# Prompt:
Only the number is wanted: how many lines in the data contain "details"?

# Record set:
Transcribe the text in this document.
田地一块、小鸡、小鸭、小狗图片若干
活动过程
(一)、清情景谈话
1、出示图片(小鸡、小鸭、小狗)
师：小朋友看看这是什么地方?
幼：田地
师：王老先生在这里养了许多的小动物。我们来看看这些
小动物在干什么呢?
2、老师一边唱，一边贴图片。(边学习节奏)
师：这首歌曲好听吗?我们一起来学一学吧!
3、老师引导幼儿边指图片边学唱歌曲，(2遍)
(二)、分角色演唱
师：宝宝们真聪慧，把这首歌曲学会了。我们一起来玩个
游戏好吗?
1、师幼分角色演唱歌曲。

---

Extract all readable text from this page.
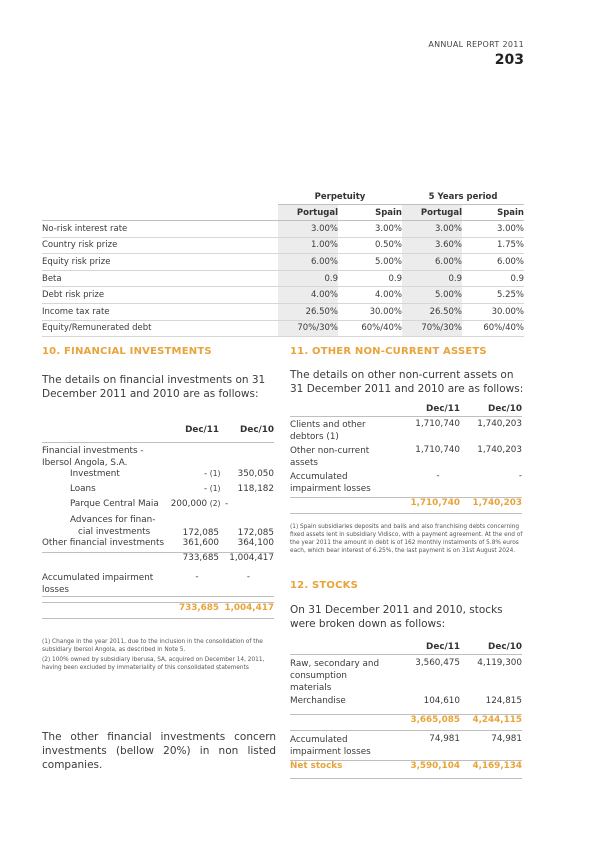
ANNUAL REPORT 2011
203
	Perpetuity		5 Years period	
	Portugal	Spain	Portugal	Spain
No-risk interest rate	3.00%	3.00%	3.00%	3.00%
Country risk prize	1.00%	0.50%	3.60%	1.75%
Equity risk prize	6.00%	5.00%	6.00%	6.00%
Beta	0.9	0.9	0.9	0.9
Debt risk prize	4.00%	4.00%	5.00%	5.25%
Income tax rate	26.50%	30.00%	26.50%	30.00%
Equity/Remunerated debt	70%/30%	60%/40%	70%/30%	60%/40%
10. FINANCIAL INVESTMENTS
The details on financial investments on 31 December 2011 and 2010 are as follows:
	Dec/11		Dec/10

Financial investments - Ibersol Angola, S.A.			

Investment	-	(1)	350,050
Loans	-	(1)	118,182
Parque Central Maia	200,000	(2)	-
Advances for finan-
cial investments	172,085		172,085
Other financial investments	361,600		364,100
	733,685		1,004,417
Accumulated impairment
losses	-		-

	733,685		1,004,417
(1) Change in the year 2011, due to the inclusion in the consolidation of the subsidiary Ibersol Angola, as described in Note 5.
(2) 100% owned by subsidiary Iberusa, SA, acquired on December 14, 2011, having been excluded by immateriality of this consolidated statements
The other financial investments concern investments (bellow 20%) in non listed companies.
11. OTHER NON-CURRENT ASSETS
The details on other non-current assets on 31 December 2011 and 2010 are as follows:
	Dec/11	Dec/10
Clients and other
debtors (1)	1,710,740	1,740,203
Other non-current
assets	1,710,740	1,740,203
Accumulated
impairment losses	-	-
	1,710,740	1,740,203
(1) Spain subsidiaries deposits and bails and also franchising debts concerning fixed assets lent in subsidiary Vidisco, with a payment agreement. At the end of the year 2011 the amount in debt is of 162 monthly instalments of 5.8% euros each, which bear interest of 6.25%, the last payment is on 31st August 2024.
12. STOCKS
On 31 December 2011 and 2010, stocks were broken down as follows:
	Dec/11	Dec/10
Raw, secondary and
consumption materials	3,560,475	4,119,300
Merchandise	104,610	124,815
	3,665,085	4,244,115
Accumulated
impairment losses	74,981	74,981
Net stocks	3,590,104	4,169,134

# Response:
2